• What the exercise asks:
Copy out the lines that include the word "civilization".

[START Material for the task]

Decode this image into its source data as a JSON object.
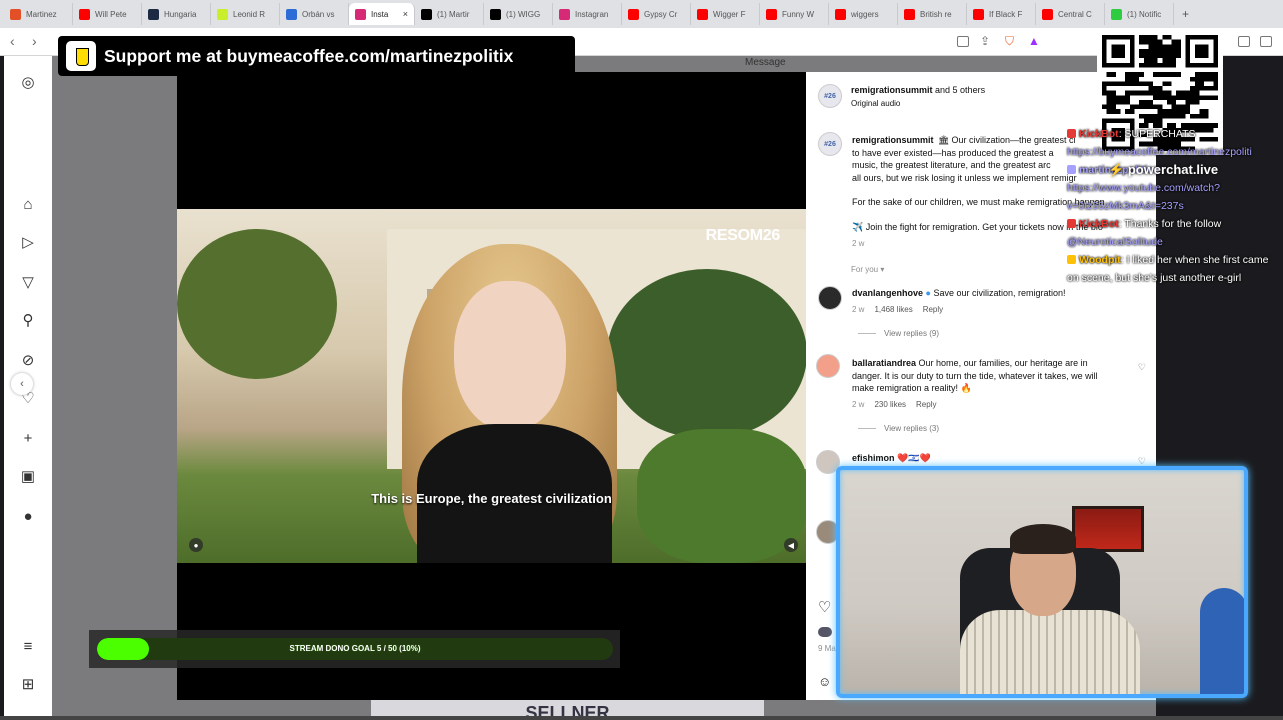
{
  "browser": {
    "tabs": [
      {
        "label": "Martinez",
        "color": "#e34f26"
      },
      {
        "label": "Will Pete",
        "color": "#ff0000"
      },
      {
        "label": "Hungaria",
        "color": "#1c2a44"
      },
      {
        "label": "Leonid R",
        "color": "#c8ef2a"
      },
      {
        "label": "Orbán vs",
        "color": "#2b6cd6"
      },
      {
        "label": "Insta",
        "color": "#d62976",
        "active": true
      },
      {
        "label": "(1) Martir",
        "color": "#000000"
      },
      {
        "label": "(1) WIGG",
        "color": "#000000"
      },
      {
        "label": "Instagran",
        "color": "#d62976"
      },
      {
        "label": "Gypsy Cr",
        "color": "#ff0000"
      },
      {
        "label": "Wigger F",
        "color": "#ff0000"
      },
      {
        "label": "Funny W",
        "color": "#ff0000"
      },
      {
        "label": "wiggers",
        "color": "#ff0000"
      },
      {
        "label": "British re",
        "color": "#ff0000"
      },
      {
        "label": "If Black F",
        "color": "#ff0000"
      },
      {
        "label": "Central C",
        "color": "#ff0000"
      },
      {
        "label": "(1) Notific",
        "color": "#2ecc40"
      }
    ],
    "new_tab": "+",
    "tab_close": "×"
  },
  "page": {
    "message_label": "Message"
  },
  "video": {
    "brand": "RESOM26",
    "subtitle": "This is Europe, the greatest civilization"
  },
  "post": {
    "header_user": "remigrationsummit",
    "header_others": "and 5 others",
    "audio": "Original audio",
    "caption_user": "remigrationsummit",
    "caption_line1": "Our civilization—the greatest ci",
    "caption_line2": "to have ever existed—has produced the greatest a",
    "caption_line3": "music, the greatest literature, and the greatest arc",
    "caption_line4": "all ours, but we risk losing it unless we implement remigr",
    "caption_line5": "For the sake of our children, we must make remigration happen",
    "caption_line6": "Join the fight for remigration. Get your tickets now in the bio",
    "caption_time": "2 w",
    "for_you": "For you"
  },
  "comments": [
    {
      "user": "dvanlangenhove",
      "text": "Save our civilization, remigration!",
      "time": "2 w",
      "likes": "1,468 likes",
      "reply": "Reply",
      "view_replies": "View replies (9)"
    },
    {
      "user": "ballaratiandrea",
      "text_line1": "Our home, our families, our heritage are in",
      "text_line2": "danger. It is our duty to turn the tide, whatever it takes, we will",
      "text_line3": "make remigration a reality!",
      "time": "2 w",
      "likes": "230 likes",
      "reply": "Reply",
      "view_replies": "View replies (3)"
    },
    {
      "user": "efishimon",
      "text": "❤️🇮🇱❤️"
    }
  ],
  "panel_footer": {
    "date": "9 Ma"
  },
  "overlay": {
    "donate": "Support me at buymeacoffee.com/martinezpolitix",
    "powerchat": "powerchat.live",
    "goal_text": "STREAM DONO GOAL 5 / 50 (10%)",
    "goal_progress": 0.1,
    "peek_text": "SELLNER"
  },
  "chat": [
    {
      "user": "KickBot",
      "text": ": SUPERCHATS",
      "color": "#e53935"
    },
    {
      "user": "",
      "text": "https://buymeacoffee.com/martinezpoliti",
      "link": true
    },
    {
      "user": "martinezpolitics",
      "text": " :",
      "color": "#a6a0ff"
    },
    {
      "user": "",
      "text": "https://www.youtube.com/watch?v=0tz55zMk3mA&t=237s",
      "link": true
    },
    {
      "user": "KickBot",
      "text": ": Thanks for the follow",
      "color": "#e53935"
    },
    {
      "user": "",
      "text": "@NeuroticalSolitude",
      "link": true
    },
    {
      "user": "Woodpit",
      "text": ": I liked her when she first came on scene, but she's just another e-girl",
      "color": "#ffc107"
    }
  ],
  "colors": {
    "goal_fill": "#4cff00",
    "webcam_border": "#4aa8ff",
    "instagram_bg": "#ffffff"
  }
}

[END Material for the task]

• Written answer:
    "subtitle": "This is Europe, the greatest civilization"
    "caption_line1": "Our civilization—the greatest ci",
      "text": "Save our civilization, remigration!",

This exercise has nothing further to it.